To do: In the forum thread about Edelbrock carburetors, who is named as the Tech Dept manager at Edelbrock?

Document extract:
** Begin **
Yeah, after I read this thread I contacted the OP and discussed this in depth. 

While the boosters are not a swappable part, they also dont control the mixture. And although it migh move the power band, a manifold wont control it either. I can see (almost) Edelbrok stating that a base calibration would be insufficient for a particular setup, but certainly a 750 CFM carb on an Edelbrock manny, and anything under a 400 cui, wouldnt be lean.

This all may be true, but on the surface, Im very skeptical.


----------



## armyadarkness (Dec 7, 2020)

I met the Tech Dept manager at Edelbrock, Dave Stinson, several years ago, and we've stayed in touch. I met him because I left a review somewhere that one of the Edelbrock support techs was an idiot. He responded that "several of them were".
** End **
Supplied material:
** Begin **
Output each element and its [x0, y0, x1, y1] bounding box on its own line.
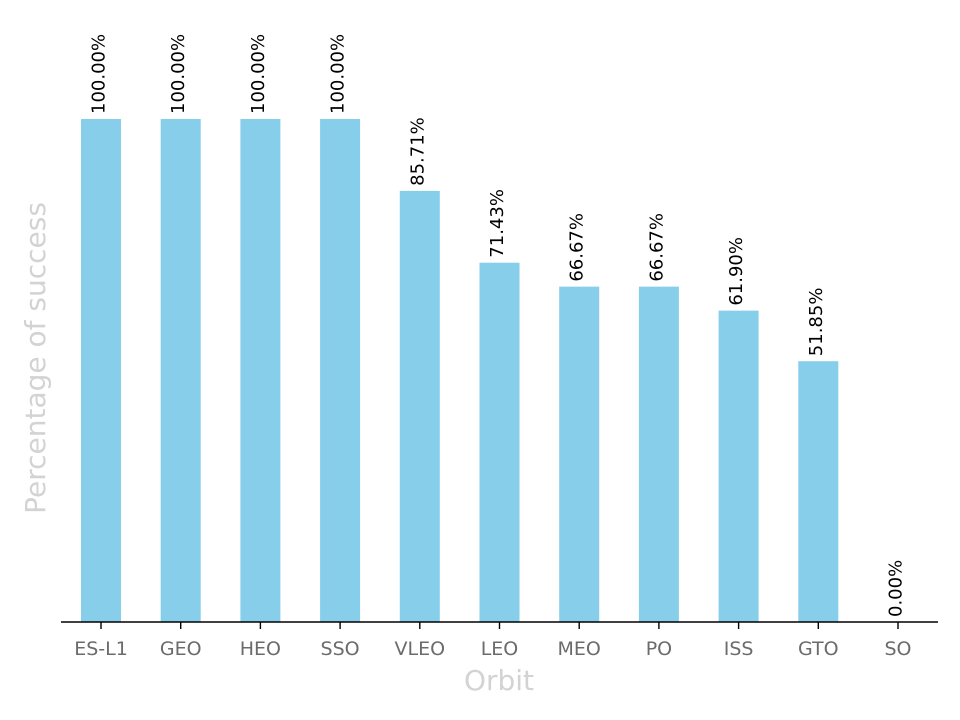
** End **
Solution to this task: Dave Stinson